**TASK REQUIREMENTS**. Copy out each line below exactly as it appears.

[Data listing]
------
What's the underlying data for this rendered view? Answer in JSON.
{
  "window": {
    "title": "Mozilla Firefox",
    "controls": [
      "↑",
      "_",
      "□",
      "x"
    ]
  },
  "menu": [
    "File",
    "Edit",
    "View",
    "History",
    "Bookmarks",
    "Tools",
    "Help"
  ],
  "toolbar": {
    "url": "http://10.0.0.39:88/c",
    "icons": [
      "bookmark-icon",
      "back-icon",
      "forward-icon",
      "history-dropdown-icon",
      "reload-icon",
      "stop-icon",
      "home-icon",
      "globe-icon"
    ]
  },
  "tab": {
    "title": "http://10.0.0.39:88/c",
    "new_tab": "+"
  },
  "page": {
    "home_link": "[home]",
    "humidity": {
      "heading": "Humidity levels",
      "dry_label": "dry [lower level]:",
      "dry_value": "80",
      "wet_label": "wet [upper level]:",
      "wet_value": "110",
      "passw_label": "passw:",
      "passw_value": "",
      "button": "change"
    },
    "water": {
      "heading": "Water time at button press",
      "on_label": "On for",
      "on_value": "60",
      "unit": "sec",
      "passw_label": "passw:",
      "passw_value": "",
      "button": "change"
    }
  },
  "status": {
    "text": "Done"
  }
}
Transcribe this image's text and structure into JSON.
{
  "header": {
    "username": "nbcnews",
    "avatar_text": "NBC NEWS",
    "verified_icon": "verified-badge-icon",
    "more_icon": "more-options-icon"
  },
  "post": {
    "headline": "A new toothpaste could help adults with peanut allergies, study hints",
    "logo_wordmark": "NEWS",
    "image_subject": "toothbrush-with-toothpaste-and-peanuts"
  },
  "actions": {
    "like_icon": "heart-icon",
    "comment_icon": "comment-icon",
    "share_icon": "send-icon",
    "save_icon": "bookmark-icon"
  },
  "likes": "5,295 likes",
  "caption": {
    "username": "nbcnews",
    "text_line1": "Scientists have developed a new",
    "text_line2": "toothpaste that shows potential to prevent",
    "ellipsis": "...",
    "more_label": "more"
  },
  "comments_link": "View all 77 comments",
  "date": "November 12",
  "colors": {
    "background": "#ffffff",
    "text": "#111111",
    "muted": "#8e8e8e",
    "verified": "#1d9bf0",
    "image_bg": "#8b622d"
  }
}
------
**OUTPUT BELOW**.
What's the underlying data for this rendered view? Answer in JSON.
{
  "window": {
    "title": "Mozilla Firefox",
    "controls": [
      "↑",
      "_",
      "□",
      "x"
    ]
  },
  "menu": [
    "File",
    "Edit",
    "View",
    "History",
    "Bookmarks",
    "Tools",
    "Help"
  ],
  "toolbar": {
    "url": "http://10.0.0.39:88/c",
    "icons": [
      "bookmark-icon",
      "back-icon",
      "forward-icon",
      "history-dropdown-icon",
      "reload-icon",
      "stop-icon",
      "home-icon",
      "globe-icon"
    ]
  },
  "tab": {
    "title": "http://10.0.0.39:88/c",
    "new_tab": "+"
  },
  "page": {
    "home_link": "[home]",
    "humidity": {
      "heading": "Humidity levels",
      "dry_label": "dry [lower level]:",
      "dry_value": "80",
      "wet_label": "wet [upper level]:",
      "wet_value": "110",
      "passw_label": "passw:",
      "passw_value": "",
      "button": "change"
    },
    "water": {
      "heading": "Water time at button press",
      "on_label": "On for",
      "on_value": "60",
      "unit": "sec",
      "passw_label": "passw:",
      "passw_value": "",
      "button": "change"
    }
  },
  "status": {
    "text": "Done"
  }
}
Transcribe this image's text and structure into JSON.
{
  "header": {
    "username": "nbcnews",
    "avatar_text": "NBC NEWS",
    "verified_icon": "verified-badge-icon",
    "more_icon": "more-options-icon"
  },
  "post": {
    "headline": "A new toothpaste could help adults with peanut allergies, study hints",
    "logo_wordmark": "NEWS",
    "image_subject": "toothbrush-with-toothpaste-and-peanuts"
  },
  "actions": {
    "like_icon": "heart-icon",
    "comment_icon": "comment-icon",
    "share_icon": "send-icon",
    "save_icon": "bookmark-icon"
  },
  "likes": "5,295 likes",
  "caption": {
    "username": "nbcnews",
    "text_line1": "Scientists have developed a new",
    "text_line2": "toothpaste that shows potential to prevent",
    "ellipsis": "...",
    "more_label": "more"
  },
  "comments_link": "View all 77 comments",
  "date": "November 12",
  "colors": {
    "background": "#ffffff",
    "text": "#111111",
    "muted": "#8e8e8e",
    "verified": "#1d9bf0",
    "image_bg": "#8b622d"
  }
}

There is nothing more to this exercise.